• _Exercise brief_: Copy each line that holds "this".
# START OF Extracted information
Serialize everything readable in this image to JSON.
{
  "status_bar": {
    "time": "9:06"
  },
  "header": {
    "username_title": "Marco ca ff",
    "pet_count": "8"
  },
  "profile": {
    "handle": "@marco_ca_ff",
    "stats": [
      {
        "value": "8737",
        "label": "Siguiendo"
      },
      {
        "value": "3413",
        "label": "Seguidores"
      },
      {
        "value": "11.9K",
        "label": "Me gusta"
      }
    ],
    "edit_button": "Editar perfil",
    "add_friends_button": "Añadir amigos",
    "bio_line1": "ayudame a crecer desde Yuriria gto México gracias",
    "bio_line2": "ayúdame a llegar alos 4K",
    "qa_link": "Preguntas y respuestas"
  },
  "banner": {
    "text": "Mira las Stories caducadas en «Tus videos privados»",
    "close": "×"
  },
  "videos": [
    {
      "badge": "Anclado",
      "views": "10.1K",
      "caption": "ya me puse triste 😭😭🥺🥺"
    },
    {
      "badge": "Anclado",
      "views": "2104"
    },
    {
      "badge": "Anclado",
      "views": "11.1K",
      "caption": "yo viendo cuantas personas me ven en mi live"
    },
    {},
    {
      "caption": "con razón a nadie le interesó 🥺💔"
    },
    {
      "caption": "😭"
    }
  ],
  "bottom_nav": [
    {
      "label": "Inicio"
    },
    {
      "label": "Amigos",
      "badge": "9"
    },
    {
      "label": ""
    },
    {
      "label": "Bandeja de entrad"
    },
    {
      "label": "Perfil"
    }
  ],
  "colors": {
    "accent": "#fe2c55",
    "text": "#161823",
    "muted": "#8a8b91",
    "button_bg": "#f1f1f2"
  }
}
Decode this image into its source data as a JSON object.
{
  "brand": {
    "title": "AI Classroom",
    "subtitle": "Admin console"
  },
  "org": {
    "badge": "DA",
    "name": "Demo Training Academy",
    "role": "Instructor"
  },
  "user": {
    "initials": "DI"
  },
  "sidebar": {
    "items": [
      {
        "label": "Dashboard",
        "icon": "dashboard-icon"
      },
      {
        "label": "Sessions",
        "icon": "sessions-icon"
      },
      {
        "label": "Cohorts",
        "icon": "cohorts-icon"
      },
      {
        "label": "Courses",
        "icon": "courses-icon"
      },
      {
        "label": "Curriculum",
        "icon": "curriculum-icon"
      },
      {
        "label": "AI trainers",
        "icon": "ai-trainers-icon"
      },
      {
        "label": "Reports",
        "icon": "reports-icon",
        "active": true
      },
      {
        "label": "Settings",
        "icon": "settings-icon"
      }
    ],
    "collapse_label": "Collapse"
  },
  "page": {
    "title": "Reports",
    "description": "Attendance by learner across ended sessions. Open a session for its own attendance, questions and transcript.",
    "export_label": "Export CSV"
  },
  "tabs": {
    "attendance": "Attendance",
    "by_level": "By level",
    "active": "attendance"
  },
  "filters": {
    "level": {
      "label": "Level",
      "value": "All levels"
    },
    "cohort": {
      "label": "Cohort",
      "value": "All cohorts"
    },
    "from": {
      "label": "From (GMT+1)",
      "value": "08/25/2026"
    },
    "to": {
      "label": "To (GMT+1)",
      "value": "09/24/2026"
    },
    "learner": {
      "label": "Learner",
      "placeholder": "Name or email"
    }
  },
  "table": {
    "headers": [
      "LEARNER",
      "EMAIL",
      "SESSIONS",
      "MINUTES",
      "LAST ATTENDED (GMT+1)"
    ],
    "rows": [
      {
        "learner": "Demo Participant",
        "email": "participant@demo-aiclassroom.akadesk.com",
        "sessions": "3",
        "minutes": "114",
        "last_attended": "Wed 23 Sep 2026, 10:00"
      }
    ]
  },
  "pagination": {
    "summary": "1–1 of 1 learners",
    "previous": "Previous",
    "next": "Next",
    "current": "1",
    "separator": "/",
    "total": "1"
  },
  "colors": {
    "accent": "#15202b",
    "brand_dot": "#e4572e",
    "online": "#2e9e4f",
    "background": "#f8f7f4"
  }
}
# END OF Extracted information
• _Response to the task_:
Serialize everything readable in this image to JSON.
Decode this image into its source data as a JSON object.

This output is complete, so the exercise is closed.